Written exercise: Check every line below for the word "Video" and copy each one that has it.

Records for the exercise:
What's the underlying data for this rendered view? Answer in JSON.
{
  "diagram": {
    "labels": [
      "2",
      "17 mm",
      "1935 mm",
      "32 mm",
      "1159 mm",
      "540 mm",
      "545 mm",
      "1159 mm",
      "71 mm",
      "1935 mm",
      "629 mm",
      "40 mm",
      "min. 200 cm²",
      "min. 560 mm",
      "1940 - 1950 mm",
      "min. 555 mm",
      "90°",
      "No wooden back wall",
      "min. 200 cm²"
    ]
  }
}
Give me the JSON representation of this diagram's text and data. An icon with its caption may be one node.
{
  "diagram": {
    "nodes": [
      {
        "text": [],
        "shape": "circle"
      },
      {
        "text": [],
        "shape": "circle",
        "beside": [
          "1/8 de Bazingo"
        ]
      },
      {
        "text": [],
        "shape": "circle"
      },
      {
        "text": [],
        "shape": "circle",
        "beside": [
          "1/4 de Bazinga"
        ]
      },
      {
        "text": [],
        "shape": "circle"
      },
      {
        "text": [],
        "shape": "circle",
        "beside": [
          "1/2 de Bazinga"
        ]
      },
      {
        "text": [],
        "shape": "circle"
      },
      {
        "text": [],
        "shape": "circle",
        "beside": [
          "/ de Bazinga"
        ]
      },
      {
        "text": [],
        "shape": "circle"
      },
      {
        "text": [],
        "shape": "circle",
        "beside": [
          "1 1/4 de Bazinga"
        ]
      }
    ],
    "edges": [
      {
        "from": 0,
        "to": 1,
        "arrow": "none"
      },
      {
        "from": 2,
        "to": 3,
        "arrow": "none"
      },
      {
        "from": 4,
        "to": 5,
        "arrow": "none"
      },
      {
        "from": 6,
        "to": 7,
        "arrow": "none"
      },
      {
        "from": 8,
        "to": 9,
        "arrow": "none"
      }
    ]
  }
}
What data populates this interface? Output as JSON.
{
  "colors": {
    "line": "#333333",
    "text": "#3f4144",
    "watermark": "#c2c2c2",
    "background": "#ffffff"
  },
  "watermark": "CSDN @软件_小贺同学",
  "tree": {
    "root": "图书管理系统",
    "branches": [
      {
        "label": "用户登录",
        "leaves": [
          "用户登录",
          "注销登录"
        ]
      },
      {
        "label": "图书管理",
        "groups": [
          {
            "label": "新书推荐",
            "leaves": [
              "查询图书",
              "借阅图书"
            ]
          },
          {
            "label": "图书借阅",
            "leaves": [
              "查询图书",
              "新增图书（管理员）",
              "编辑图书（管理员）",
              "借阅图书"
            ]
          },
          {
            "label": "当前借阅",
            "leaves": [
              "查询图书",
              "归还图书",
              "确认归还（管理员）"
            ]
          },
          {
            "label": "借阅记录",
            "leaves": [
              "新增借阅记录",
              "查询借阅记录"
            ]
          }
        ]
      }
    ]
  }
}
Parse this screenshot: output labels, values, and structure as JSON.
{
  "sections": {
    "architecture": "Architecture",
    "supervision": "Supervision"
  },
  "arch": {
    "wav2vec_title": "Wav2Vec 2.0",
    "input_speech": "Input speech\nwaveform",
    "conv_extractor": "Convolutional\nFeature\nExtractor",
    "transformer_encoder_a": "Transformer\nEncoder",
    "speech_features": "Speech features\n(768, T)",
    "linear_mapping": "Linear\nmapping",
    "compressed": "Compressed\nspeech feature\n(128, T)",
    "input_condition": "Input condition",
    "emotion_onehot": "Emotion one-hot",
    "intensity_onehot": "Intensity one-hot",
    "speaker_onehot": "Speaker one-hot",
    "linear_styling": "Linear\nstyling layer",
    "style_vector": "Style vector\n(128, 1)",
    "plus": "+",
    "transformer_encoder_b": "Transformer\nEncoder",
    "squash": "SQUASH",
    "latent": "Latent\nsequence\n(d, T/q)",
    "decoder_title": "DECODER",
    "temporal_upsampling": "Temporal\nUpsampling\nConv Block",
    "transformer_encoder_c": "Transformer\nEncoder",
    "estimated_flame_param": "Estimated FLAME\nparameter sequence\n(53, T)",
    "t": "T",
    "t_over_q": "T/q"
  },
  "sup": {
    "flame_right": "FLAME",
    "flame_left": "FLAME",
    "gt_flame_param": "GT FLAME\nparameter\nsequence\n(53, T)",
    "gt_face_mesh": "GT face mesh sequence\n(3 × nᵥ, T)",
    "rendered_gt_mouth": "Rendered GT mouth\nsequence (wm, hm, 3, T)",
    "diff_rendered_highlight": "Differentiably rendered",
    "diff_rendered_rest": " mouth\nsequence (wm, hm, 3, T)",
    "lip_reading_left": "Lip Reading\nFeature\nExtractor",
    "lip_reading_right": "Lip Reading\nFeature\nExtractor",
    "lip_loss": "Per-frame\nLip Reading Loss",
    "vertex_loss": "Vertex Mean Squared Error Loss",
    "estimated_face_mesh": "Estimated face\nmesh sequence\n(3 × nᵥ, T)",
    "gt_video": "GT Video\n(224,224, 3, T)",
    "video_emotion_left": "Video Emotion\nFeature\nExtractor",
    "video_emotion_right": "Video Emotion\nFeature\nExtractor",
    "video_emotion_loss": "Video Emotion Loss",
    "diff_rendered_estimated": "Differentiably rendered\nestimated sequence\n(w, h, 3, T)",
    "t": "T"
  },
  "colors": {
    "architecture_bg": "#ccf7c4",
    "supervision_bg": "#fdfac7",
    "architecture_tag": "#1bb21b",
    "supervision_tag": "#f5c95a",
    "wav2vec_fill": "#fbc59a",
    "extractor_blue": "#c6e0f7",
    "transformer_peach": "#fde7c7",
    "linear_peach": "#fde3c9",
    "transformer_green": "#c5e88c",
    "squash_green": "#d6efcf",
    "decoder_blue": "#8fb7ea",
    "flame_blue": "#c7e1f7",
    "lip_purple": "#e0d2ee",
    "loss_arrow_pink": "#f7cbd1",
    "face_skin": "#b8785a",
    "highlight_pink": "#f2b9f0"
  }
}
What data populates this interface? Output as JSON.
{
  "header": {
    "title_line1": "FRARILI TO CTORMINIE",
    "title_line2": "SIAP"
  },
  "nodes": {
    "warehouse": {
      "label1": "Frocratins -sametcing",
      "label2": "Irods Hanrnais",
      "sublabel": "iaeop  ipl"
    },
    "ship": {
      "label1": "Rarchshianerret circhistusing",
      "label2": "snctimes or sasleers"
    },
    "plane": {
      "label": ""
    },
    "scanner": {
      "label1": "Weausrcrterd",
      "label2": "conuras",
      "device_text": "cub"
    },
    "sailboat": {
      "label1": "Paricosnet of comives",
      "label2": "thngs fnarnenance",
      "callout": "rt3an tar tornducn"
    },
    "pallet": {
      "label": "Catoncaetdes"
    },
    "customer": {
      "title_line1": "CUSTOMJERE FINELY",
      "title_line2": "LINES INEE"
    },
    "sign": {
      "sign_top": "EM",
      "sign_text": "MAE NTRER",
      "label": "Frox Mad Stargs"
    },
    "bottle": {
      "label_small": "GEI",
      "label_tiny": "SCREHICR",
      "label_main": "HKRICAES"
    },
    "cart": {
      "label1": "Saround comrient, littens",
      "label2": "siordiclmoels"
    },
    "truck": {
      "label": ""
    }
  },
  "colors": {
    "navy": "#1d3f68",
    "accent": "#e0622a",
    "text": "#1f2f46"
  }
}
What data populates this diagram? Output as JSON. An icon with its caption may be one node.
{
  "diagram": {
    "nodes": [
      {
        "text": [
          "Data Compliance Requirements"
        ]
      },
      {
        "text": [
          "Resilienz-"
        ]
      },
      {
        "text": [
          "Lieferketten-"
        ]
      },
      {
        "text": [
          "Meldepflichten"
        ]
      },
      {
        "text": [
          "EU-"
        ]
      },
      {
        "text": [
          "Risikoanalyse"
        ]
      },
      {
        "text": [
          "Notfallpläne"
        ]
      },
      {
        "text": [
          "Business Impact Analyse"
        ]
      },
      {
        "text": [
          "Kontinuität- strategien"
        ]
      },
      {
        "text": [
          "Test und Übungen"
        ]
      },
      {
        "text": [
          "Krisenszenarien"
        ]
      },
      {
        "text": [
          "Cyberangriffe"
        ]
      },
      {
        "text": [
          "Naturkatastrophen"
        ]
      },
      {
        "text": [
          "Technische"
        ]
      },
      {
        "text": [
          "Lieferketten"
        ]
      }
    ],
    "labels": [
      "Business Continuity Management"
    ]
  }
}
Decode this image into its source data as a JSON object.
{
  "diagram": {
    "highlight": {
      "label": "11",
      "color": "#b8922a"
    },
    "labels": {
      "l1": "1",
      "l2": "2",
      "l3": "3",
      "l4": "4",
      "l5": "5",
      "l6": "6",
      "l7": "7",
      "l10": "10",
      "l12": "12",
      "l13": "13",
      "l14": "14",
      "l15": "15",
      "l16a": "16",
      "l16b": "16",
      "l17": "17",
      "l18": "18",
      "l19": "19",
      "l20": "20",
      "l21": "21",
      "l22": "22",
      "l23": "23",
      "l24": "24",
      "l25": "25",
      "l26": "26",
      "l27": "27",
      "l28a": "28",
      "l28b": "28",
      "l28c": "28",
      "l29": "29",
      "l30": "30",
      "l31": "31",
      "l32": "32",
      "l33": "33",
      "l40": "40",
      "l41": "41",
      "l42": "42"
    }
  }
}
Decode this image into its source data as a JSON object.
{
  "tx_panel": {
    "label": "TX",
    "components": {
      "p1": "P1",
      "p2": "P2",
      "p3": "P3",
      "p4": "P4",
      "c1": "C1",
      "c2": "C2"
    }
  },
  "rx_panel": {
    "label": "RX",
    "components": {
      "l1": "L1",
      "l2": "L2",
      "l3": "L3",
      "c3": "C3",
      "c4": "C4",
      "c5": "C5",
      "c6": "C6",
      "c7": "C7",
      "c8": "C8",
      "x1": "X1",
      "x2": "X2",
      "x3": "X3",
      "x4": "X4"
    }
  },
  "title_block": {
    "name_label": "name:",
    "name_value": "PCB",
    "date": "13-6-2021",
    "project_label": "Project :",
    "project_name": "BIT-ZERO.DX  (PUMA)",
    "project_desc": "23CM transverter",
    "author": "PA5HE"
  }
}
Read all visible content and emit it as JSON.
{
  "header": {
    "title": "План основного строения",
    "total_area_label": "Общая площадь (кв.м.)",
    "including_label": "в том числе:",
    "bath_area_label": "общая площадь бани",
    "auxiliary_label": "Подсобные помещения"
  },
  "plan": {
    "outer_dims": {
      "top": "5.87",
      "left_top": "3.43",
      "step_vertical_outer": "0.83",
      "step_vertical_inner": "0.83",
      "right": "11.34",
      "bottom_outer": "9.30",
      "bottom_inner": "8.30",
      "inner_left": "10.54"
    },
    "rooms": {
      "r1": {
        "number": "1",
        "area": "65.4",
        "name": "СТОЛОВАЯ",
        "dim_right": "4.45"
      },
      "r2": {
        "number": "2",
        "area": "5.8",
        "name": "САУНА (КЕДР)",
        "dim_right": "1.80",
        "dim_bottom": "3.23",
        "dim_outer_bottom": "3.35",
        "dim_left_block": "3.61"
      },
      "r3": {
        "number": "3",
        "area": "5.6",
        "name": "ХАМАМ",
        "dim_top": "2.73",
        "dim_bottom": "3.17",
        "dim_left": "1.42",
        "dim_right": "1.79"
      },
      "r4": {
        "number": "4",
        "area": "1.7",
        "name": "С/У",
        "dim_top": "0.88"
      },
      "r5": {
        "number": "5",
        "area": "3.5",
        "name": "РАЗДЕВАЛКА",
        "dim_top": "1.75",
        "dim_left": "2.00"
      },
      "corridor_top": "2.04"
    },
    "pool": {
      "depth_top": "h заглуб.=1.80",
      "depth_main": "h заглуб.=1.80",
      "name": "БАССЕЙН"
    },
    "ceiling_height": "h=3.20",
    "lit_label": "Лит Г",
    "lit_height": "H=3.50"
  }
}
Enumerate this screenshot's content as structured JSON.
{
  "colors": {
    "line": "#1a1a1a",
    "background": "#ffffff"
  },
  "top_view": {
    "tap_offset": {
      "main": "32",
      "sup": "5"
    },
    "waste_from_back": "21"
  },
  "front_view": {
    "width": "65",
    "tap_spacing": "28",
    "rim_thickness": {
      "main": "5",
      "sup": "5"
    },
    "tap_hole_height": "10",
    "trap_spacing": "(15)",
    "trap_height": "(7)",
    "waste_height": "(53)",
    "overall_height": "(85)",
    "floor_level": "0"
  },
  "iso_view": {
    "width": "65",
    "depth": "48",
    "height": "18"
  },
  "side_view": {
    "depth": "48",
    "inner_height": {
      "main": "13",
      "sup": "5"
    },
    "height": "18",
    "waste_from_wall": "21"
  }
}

Expected output:
    "gt_video": "GT Video\n(224,224, 3, T)",
    "video_emotion_left": "Video Emotion\nFeature\nExtractor",
    "video_emotion_right": "Video Emotion\nFeature\nExtractor",
    "video_emotion_loss": "Video Emotion Loss",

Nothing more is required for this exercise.